**What is required**: Transcribe every line of the records verbatim.

**Information given**:
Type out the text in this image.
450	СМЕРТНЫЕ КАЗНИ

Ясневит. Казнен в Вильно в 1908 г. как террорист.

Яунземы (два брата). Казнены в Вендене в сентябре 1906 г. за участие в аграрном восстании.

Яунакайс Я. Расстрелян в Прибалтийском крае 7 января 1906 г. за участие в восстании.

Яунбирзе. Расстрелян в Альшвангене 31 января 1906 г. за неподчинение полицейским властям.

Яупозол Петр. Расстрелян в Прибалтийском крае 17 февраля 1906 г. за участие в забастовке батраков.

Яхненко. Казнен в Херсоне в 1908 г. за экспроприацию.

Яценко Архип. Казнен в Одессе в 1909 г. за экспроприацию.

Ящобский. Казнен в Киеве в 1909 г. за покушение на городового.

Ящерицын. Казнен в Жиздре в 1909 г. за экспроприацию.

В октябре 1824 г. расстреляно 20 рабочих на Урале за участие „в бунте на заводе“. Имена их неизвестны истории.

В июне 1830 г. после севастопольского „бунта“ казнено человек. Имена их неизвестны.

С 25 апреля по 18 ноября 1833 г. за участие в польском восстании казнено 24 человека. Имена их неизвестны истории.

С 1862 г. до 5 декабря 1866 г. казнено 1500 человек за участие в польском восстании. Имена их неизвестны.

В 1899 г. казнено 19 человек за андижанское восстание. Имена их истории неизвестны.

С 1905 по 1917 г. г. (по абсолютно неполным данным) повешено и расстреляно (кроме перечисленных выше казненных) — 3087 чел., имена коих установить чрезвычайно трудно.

**Problem solution**:
Type out the text in this image.
450	СМЕРТНЫЕ КАЗНИ

Ясневит. Казнен в Вильно в 1908 г. как террорист.

Яунземы (два брата). Казнены в Вендене в сентябре 1906 г. за участие в аграрном восстании.

Яунакайс Я. Расстрелян в Прибалтийском крае 7 января 1906 г. за участие в восстании.

Яунбирзе. Расстрелян в Альшвангене 31 января 1906 г. за неподчинение полицейским властям.

Яупозол Петр. Расстрелян в Прибалтийском крае 17 февраля 1906 г. за участие в забастовке батраков.

Яхненко. Казнен в Херсоне в 1908 г. за экспроприацию.

Яценко Архип. Казнен в Одессе в 1909 г. за экспроприацию.

Ящобский. Казнен в Киеве в 1909 г. за покушение на городового.

Ящерицын. Казнен в Жиздре в 1909 г. за экспроприацию.

В октябре 1824 г. расстреляно 20 рабочих на Урале за участие „в бунте на заводе“. Имена их неизвестны истории.

В июне 1830 г. после севастопольского „бунта“ казнено человек. Имена их неизвестны.

С 25 апреля по 18 ноября 1833 г. за участие в польском восстании казнено 24 человека. Имена их неизвестны истории.

С 1862 г. до 5 декабря 1866 г. казнено 1500 человек за участие в польском восстании. Имена их неизвестны.

В 1899 г. казнено 19 человек за андижанское восстание. Имена их истории неизвестны.

С 1905 по 1917 г. г. (по абсолютно неполным данным) повешено и расстреляно (кроме перечисленных выше казненных) — 3087 чел., имена коих установить чрезвычайно трудно.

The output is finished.